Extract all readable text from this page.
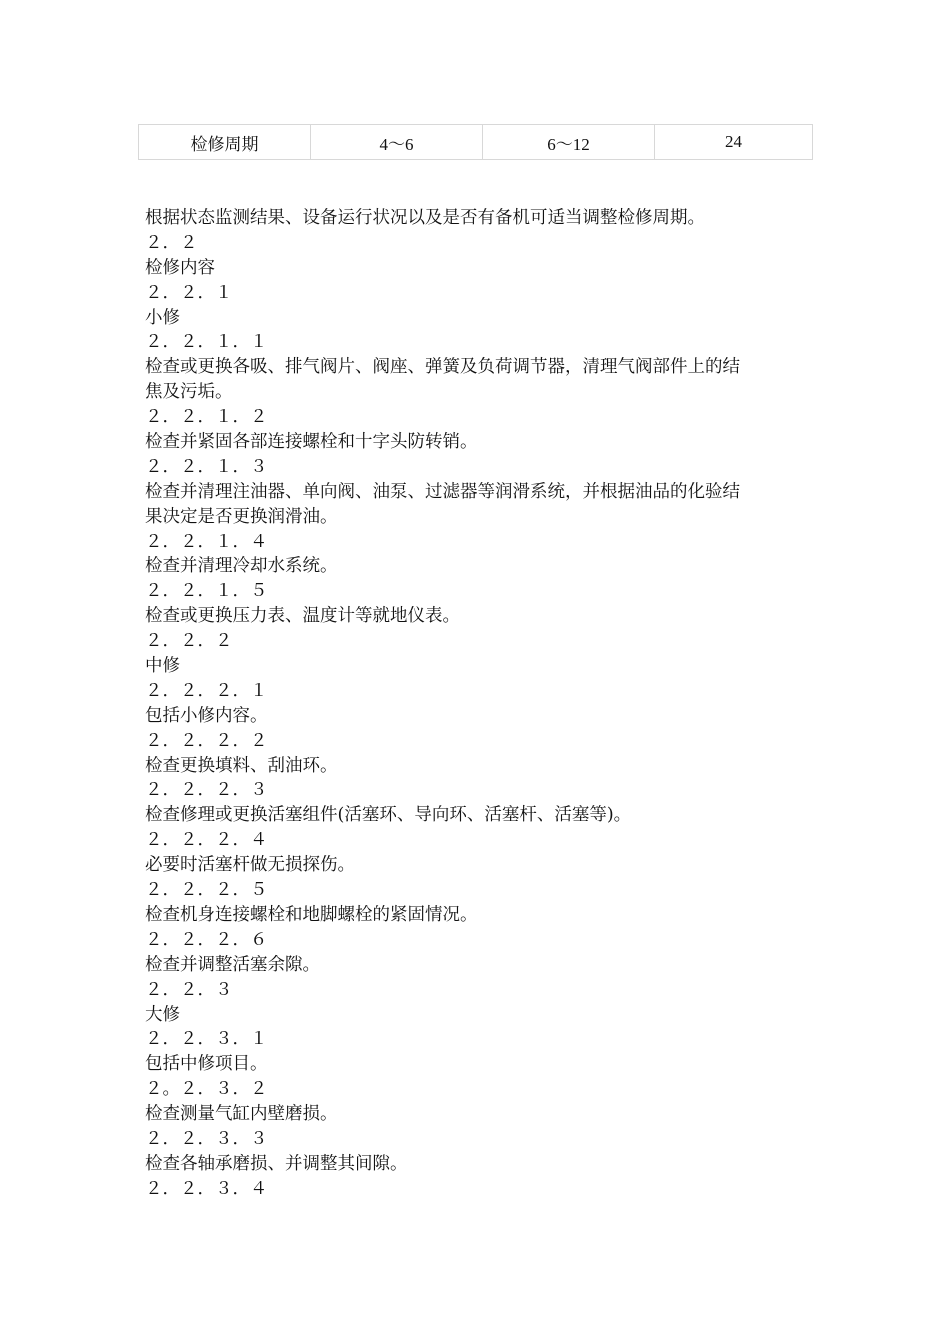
检修周期	4～6	6～12	24
根据状态监测结果、设备运行状况以及是否有备机可适当调整检修周期。
２．２
检修内容
２．２．１
小修
２．２．１．１
检查或更换各吸、排气阀片、阀座、弹簧及负荷调节器，清理气阀部件上的结
焦及污垢。
２．２．１．２
检查并紧固各部连接螺栓和十字头防转销。
２．２．１．３
检查并清理注油器、单向阀、油泵、过滤器等润滑系统，并根据油品的化验结
果决定是否更换润滑油。
２．２．１．４
检查并清理冷却水系统。
２．２．１．５
检查或更换压力表、温度计等就地仪表。
２．２．２
中修
２．２．２．１
包括小修内容。
２．２．２．２
检查更换填料、刮油环。
２．２．２．３
检查修理或更换活塞组件(活塞环、导向环、活塞杆、活塞等)。
２．２．２．４
必要时活塞杆做无损探伤。
２．２．２．５
检查机身连接螺栓和地脚螺栓的紧固情况。
２．２．２．６
检查并调整活塞余隙。
２．２．３
大修
２．２．３．１
包括中修项目。
２。２．３．２
检查测量气缸内壁磨损。
２．２．３．３
检查各轴承磨损、并调整其间隙。
２．２．３．４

++++++++++++++++++++

### What this task involves
Quote the material word for word, dropping any images it holds.

### Task output
Extract all readable text from this page.
检修周期	4～6	6～12	24
根据状态监测结果、设备运行状况以及是否有备机可适当调整检修周期。
２．２
检修内容
２．２．１
小修
２．２．１．１
检查或更换各吸、排气阀片、阀座、弹簧及负荷调节器，清理气阀部件上的结
焦及污垢。
２．２．１．２
检查并紧固各部连接螺栓和十字头防转销。
２．２．１．３
检查并清理注油器、单向阀、油泵、过滤器等润滑系统，并根据油品的化验结
果决定是否更换润滑油。
２．２．１．４
检查并清理冷却水系统。
２．２．１．５
检查或更换压力表、温度计等就地仪表。
２．２．２
中修
２．２．２．１
包括小修内容。
２．２．２．２
检查更换填料、刮油环。
２．２．２．３
检查修理或更换活塞组件(活塞环、导向环、活塞杆、活塞等)。
２．２．２．４
必要时活塞杆做无损探伤。
２．２．２．５
检查机身连接螺栓和地脚螺栓的紧固情况。
２．２．２．６
检查并调整活塞余隙。
２．２．３
大修
２．２．３．１
包括中修项目。
２。２．３．２
检查测量气缸内壁磨损。
２．２．３．３
检查各轴承磨损、并调整其间隙。
２．２．３．４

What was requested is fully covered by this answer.